- Required work
Find the lines holding "date" and copy them.

- The input
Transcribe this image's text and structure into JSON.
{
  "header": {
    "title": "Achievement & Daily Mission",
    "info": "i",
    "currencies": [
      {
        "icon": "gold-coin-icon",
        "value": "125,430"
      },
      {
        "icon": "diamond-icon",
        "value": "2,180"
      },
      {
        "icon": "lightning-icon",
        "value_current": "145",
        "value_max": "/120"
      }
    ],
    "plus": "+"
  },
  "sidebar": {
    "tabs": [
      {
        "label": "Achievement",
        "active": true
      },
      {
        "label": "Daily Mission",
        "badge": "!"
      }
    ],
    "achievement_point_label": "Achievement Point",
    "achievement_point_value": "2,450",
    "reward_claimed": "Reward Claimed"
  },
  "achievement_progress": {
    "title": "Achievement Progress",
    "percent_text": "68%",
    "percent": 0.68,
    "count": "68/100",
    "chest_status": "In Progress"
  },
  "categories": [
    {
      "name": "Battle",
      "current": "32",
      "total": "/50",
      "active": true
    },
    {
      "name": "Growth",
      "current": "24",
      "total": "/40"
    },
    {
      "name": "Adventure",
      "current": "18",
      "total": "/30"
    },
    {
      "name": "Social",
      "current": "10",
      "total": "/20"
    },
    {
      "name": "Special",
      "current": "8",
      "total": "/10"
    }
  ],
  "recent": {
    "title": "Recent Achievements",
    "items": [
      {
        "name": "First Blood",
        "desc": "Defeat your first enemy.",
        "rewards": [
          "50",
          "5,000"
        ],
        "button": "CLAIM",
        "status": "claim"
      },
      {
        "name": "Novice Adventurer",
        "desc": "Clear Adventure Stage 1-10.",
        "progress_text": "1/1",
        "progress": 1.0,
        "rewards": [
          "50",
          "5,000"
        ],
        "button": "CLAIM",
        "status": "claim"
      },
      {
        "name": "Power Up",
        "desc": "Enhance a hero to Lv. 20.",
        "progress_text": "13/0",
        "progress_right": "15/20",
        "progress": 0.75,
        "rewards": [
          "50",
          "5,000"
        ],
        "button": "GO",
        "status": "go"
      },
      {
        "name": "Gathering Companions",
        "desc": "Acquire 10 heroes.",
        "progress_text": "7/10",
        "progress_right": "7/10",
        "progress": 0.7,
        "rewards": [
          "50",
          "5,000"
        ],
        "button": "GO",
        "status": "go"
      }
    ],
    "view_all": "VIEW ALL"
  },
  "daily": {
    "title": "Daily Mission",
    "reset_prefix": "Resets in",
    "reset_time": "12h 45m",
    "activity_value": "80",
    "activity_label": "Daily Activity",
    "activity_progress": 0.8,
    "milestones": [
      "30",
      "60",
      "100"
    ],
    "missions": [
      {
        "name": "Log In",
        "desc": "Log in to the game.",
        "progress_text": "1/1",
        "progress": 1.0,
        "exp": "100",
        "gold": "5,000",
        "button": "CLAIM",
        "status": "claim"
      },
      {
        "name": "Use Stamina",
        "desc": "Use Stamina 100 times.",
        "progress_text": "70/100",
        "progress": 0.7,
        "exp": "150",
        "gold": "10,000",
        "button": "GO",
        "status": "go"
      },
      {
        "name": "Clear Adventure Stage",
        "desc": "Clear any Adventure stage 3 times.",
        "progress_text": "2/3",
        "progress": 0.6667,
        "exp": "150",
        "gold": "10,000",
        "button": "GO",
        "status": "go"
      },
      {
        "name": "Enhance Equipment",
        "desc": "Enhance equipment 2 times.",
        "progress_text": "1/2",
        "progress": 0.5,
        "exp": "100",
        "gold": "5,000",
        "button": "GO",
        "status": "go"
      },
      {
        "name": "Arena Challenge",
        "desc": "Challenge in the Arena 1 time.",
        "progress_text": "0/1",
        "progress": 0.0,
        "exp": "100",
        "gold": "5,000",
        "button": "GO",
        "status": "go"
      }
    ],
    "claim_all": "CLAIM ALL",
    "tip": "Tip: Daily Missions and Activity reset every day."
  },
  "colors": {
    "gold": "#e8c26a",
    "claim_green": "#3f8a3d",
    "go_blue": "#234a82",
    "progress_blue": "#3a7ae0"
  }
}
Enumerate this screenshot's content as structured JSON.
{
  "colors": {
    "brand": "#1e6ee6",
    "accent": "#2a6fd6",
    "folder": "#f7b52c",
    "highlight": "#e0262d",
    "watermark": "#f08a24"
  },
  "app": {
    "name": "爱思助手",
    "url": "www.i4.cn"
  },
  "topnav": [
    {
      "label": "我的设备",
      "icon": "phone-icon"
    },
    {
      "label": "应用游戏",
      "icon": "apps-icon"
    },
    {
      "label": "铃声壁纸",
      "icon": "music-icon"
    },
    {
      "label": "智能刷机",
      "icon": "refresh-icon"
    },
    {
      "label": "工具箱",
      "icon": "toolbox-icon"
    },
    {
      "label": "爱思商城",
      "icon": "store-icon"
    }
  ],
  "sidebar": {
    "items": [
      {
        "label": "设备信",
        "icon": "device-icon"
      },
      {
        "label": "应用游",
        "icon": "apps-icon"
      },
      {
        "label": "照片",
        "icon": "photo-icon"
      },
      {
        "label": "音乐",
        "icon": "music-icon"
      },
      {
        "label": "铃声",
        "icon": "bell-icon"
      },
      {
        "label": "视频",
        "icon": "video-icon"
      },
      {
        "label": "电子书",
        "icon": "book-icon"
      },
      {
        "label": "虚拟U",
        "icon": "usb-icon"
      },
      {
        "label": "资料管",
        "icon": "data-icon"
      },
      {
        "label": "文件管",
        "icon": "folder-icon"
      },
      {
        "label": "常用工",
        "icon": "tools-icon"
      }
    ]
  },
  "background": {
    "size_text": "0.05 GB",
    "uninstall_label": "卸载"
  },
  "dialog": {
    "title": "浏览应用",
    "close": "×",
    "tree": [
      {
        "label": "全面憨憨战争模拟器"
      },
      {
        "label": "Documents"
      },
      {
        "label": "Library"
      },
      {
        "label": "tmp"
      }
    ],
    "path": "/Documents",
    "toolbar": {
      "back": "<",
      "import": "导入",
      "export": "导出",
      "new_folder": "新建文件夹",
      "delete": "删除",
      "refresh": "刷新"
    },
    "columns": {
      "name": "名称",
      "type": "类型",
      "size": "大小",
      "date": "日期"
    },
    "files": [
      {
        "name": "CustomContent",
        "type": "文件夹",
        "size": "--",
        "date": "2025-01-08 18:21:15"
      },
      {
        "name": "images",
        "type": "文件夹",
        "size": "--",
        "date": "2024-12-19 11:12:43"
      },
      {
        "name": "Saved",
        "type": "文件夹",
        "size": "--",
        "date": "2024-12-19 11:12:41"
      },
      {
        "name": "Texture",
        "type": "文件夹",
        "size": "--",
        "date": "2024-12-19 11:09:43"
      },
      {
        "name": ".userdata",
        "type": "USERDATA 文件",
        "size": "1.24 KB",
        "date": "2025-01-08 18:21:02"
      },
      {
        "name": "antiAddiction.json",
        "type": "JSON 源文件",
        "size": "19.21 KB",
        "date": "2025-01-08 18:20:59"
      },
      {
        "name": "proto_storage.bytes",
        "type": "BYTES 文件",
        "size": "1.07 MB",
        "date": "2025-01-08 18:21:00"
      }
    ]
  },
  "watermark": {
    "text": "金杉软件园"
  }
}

- Full response
      "date": "日期"
        "date": "2025-01-08 18:21:15"
        "date": "2024-12-19 11:12:43"
        "date": "2024-12-19 11:12:41"
        "date": "2024-12-19 11:09:43"
        "date": "2025-01-08 18:21:02"
        "date": "2025-01-08 18:20:59"
        "date": "2025-01-08 18:21:00"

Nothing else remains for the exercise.